Reproduce every entry exactly, without alteration.

* * * * *

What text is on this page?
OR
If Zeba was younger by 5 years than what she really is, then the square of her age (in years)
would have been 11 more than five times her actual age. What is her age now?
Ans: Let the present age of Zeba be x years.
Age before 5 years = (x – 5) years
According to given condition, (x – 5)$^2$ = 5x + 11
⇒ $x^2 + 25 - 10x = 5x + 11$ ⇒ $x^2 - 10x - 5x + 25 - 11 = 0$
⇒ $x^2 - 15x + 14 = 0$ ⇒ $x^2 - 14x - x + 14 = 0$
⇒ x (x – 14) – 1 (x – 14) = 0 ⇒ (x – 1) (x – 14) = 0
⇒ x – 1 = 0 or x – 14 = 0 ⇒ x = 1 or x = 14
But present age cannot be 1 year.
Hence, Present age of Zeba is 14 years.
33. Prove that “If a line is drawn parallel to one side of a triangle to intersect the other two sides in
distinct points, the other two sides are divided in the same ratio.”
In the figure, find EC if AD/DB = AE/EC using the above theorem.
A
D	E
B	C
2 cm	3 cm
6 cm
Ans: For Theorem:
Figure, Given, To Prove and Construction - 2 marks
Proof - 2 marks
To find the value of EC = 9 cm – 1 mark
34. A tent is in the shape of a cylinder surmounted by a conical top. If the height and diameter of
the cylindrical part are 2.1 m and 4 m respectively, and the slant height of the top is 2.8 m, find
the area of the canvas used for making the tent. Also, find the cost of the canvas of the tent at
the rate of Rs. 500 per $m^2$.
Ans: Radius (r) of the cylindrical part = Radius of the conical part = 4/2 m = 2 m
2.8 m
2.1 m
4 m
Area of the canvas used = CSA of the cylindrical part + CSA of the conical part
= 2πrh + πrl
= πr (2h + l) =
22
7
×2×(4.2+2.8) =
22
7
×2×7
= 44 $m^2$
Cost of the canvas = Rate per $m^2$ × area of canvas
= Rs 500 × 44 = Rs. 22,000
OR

* * * * *

FULL OUTPUT.
What text is on this page?
OR
If Zeba was younger by 5 years than what she really is, then the square of her age (in years)
would have been 11 more than five times her actual age. What is her age now?
Ans: Let the present age of Zeba be x years.
Age before 5 years = (x – 5) years
According to given condition, (x – 5)$^2$ = 5x + 11
⇒ $x^2 + 25 - 10x = 5x + 11$ ⇒ $x^2 - 10x - 5x + 25 - 11 = 0$
⇒ $x^2 - 15x + 14 = 0$ ⇒ $x^2 - 14x - x + 14 = 0$
⇒ x (x – 14) – 1 (x – 14) = 0 ⇒ (x – 1) (x – 14) = 0
⇒ x – 1 = 0 or x – 14 = 0 ⇒ x = 1 or x = 14
But present age cannot be 1 year.
Hence, Present age of Zeba is 14 years.
33. Prove that “If a line is drawn parallel to one side of a triangle to intersect the other two sides in
distinct points, the other two sides are divided in the same ratio.”
In the figure, find EC if AD/DB = AE/EC using the above theorem.
A
D	E
B	C
2 cm	3 cm
6 cm
Ans: For Theorem:
Figure, Given, To Prove and Construction - 2 marks
Proof - 2 marks
To find the value of EC = 9 cm – 1 mark
34. A tent is in the shape of a cylinder surmounted by a conical top. If the height and diameter of
the cylindrical part are 2.1 m and 4 m respectively, and the slant height of the top is 2.8 m, find
the area of the canvas used for making the tent. Also, find the cost of the canvas of the tent at
the rate of Rs. 500 per $m^2$.
Ans: Radius (r) of the cylindrical part = Radius of the conical part = 4/2 m = 2 m
2.8 m
2.1 m
4 m
Area of the canvas used = CSA of the cylindrical part + CSA of the conical part
= 2πrh + πrl
= πr (2h + l) =
22
7
×2×(4.2+2.8) =
22
7
×2×7
= 44 $m^2$
Cost of the canvas = Rate per $m^2$ × area of canvas
= Rs 500 × 44 = Rs. 22,000
OR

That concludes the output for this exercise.